## Required work
Where a line of the material contains the string "arrow", copy that line.

Figure data in JSON:
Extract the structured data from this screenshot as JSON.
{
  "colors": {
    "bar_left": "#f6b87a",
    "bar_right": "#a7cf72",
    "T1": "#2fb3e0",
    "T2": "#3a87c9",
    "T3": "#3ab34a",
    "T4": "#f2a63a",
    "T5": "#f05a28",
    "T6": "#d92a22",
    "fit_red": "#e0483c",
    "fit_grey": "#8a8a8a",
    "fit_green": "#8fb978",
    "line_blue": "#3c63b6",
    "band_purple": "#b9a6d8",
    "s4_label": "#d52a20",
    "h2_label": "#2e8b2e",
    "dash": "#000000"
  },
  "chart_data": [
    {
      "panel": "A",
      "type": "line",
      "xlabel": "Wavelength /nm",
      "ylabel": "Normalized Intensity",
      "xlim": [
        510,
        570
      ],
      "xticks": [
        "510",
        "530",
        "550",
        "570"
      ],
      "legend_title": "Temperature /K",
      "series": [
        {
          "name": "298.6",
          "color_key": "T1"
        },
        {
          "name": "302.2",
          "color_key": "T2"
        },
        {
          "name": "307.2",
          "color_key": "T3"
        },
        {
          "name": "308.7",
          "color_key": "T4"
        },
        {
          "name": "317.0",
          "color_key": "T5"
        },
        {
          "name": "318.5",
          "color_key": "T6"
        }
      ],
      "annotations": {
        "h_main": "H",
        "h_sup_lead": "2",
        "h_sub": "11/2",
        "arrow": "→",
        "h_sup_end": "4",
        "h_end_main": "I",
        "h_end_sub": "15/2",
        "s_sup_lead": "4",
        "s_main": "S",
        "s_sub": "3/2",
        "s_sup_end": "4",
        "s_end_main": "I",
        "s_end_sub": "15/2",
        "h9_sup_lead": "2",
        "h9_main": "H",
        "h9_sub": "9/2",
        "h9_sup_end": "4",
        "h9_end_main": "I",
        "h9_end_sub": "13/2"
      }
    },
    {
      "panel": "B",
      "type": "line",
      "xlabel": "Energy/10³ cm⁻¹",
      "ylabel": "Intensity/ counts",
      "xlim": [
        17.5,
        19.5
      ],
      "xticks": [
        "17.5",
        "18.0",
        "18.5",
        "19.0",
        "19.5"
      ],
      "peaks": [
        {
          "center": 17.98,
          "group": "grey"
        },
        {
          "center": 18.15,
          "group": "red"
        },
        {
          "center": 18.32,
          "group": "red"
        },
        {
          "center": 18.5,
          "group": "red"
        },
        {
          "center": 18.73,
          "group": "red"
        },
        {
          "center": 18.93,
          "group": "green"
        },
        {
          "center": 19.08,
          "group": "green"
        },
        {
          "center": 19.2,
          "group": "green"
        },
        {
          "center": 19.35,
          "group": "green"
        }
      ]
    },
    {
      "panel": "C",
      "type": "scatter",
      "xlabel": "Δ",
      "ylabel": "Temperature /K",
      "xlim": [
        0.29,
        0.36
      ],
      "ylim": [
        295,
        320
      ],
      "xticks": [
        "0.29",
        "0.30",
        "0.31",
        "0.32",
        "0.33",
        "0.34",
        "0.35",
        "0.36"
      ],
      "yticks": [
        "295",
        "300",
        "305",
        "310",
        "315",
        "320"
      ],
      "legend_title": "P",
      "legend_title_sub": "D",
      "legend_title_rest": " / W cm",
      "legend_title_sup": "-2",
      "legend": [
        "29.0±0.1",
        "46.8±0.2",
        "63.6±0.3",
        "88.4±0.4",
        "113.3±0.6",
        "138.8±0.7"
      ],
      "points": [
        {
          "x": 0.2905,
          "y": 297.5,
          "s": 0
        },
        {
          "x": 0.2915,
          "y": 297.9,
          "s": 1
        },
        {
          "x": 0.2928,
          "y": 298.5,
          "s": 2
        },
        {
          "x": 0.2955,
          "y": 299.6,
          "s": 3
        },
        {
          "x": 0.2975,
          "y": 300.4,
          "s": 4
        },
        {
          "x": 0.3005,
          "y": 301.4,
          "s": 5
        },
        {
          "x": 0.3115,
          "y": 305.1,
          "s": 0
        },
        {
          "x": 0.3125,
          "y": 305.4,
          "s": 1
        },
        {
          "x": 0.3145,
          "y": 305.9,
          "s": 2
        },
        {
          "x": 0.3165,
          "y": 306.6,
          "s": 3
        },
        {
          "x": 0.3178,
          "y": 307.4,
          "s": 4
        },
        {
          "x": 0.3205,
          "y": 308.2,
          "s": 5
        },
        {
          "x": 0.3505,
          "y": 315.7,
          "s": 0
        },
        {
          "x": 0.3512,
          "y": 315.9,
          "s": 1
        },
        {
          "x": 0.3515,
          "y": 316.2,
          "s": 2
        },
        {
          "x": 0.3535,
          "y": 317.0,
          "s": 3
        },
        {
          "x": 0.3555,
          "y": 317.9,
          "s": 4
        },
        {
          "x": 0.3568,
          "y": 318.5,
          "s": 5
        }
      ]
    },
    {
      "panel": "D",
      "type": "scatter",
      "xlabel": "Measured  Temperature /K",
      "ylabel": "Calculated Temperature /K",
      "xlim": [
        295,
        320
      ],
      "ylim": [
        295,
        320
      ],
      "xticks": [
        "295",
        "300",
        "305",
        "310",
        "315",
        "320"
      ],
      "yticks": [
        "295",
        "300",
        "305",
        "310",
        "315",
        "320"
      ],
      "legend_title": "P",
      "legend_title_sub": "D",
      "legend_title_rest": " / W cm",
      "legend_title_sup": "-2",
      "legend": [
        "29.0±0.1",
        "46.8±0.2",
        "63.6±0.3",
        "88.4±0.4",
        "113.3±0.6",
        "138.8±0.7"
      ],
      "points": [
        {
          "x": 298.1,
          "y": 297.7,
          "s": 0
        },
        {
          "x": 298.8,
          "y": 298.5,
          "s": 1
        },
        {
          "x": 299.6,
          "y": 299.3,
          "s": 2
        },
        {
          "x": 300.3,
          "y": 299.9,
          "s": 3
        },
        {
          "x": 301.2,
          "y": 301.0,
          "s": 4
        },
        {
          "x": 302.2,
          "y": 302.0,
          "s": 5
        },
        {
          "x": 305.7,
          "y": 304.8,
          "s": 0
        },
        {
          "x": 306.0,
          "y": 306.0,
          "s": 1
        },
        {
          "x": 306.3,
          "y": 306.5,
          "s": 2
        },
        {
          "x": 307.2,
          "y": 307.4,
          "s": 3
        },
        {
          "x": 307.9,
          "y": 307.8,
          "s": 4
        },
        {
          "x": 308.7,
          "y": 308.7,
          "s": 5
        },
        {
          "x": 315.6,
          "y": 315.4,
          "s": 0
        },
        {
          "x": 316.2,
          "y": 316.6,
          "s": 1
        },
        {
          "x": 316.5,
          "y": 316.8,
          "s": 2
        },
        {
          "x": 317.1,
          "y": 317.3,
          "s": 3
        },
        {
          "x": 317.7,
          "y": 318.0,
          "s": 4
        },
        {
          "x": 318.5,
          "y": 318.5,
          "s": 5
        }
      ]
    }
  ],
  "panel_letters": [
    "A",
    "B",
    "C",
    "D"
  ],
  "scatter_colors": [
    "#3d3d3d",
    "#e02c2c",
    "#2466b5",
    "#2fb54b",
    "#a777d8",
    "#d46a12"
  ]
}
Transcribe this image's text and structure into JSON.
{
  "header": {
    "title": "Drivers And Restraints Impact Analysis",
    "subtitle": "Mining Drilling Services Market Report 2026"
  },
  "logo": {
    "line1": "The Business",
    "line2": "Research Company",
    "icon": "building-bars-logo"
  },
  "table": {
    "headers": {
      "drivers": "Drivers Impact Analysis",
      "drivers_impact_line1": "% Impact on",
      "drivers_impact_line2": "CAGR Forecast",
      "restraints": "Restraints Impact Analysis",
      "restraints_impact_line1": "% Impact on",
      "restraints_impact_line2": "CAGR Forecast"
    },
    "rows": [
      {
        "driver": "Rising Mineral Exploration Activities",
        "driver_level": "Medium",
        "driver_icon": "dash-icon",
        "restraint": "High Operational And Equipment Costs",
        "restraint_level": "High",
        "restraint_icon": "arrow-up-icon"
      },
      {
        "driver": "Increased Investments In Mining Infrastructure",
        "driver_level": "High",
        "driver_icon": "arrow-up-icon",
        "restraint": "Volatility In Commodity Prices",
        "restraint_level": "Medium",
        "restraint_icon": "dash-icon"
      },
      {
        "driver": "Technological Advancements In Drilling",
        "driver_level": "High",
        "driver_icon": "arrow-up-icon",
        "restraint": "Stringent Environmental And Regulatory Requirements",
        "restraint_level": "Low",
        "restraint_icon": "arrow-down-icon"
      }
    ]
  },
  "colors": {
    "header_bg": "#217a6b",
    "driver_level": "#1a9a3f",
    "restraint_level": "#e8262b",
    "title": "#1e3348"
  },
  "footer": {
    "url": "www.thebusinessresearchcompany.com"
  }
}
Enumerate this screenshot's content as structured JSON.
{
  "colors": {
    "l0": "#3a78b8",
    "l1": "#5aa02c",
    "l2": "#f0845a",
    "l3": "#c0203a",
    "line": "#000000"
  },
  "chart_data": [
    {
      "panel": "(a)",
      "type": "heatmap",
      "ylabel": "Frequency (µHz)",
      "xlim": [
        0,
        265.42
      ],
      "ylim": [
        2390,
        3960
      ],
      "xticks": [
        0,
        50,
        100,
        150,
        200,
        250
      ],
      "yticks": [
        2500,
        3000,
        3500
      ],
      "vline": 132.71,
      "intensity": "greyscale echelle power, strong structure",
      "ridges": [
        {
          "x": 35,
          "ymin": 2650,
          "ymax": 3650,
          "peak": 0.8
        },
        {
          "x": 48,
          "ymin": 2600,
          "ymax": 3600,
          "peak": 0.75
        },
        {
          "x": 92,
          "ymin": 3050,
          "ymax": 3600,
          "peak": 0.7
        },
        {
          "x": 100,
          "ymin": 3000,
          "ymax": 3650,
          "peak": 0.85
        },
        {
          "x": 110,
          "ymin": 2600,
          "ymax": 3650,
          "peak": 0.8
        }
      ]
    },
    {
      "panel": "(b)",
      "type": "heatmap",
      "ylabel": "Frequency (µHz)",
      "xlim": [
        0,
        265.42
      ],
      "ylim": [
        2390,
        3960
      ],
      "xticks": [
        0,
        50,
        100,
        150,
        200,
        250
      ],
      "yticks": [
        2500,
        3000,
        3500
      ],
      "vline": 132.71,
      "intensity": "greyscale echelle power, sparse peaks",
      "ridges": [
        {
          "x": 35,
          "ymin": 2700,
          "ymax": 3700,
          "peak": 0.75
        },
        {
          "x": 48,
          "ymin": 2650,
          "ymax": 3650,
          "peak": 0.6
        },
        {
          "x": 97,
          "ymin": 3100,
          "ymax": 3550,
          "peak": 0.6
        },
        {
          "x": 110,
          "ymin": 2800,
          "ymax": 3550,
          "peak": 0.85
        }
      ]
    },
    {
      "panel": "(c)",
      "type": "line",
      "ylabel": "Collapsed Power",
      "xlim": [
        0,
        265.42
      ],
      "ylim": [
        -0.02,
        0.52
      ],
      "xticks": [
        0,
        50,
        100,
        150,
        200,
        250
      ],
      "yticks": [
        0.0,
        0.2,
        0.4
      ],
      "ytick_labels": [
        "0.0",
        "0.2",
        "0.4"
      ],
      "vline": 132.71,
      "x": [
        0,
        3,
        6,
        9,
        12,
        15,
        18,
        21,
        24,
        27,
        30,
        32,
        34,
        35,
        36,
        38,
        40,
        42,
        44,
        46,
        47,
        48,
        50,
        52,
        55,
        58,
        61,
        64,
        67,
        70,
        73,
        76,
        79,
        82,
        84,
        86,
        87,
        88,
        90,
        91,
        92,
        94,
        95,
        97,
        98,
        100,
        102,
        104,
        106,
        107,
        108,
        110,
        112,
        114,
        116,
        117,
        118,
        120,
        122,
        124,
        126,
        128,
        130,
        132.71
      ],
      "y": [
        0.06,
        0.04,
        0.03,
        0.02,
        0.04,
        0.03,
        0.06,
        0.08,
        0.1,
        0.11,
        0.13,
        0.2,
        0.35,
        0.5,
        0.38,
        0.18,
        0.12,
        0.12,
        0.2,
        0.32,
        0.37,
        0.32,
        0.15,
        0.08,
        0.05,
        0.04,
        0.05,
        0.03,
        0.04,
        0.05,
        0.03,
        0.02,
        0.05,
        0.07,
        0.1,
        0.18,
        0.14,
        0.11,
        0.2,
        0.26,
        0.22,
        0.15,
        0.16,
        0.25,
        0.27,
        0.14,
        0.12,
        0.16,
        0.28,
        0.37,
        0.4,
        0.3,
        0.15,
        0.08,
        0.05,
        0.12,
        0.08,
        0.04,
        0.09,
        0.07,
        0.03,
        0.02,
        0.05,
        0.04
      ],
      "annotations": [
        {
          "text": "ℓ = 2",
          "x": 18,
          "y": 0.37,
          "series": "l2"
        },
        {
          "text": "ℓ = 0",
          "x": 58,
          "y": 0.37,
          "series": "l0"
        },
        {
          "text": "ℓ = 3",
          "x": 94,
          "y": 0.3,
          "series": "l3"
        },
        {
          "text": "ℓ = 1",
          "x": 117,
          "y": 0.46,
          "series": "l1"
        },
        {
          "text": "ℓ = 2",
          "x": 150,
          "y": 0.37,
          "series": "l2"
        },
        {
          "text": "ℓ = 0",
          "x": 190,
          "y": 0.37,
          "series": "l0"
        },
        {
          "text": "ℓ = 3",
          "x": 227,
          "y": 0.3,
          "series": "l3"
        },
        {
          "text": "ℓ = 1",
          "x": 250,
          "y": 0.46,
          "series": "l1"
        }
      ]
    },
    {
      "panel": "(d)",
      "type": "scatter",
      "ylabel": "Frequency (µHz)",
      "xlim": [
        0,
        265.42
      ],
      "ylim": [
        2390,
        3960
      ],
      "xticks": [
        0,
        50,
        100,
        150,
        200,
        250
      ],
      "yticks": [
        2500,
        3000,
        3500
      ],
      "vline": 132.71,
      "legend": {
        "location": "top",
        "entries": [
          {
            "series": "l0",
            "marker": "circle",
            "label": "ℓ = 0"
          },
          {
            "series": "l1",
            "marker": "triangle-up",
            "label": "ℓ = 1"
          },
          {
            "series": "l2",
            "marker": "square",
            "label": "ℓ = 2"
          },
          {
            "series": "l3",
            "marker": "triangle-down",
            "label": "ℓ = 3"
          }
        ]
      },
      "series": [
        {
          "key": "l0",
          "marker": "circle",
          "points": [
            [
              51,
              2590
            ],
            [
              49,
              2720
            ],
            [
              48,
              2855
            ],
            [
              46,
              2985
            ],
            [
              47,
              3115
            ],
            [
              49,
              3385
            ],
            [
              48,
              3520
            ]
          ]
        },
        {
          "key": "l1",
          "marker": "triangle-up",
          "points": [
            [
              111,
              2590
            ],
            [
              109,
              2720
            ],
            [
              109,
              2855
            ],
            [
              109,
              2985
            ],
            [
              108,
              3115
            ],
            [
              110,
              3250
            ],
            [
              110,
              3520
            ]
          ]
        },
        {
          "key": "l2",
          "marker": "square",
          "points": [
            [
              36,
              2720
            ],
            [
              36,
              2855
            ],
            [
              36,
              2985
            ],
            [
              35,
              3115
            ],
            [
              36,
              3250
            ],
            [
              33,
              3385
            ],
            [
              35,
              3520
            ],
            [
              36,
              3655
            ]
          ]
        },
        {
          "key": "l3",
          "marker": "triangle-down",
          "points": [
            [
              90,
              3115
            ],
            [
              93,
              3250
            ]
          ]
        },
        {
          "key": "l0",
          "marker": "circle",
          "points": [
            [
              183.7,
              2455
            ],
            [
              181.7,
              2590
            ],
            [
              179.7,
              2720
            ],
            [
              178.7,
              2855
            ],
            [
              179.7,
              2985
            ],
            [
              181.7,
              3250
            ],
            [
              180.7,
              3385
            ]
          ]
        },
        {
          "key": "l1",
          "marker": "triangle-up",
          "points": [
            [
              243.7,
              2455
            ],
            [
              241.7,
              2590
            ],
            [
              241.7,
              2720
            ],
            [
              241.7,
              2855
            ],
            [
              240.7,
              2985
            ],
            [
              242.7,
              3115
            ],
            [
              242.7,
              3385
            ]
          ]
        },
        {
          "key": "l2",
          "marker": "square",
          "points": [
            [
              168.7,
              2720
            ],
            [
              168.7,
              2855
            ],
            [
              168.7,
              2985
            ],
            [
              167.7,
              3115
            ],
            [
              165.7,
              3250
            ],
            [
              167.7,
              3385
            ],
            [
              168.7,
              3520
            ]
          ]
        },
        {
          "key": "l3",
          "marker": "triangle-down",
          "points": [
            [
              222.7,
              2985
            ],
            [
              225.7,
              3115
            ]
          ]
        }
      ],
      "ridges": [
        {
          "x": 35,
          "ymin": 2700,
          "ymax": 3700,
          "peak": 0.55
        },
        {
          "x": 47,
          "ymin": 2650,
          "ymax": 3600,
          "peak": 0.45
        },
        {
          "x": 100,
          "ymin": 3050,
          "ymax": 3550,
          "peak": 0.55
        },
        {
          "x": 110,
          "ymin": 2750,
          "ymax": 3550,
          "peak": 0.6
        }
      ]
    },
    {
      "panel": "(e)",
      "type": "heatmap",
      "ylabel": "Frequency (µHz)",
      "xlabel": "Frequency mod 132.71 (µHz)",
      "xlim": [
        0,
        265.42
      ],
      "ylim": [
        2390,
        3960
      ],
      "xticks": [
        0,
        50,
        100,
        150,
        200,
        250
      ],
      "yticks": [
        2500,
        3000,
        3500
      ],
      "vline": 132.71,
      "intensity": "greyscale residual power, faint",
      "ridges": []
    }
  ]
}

## Solution to this problem
        "arrow": "→",
        "restraint_icon": "arrow-up-icon"
        "driver_icon": "arrow-up-icon",
        "driver_icon": "arrow-up-icon",
        "restraint_icon": "arrow-down-icon"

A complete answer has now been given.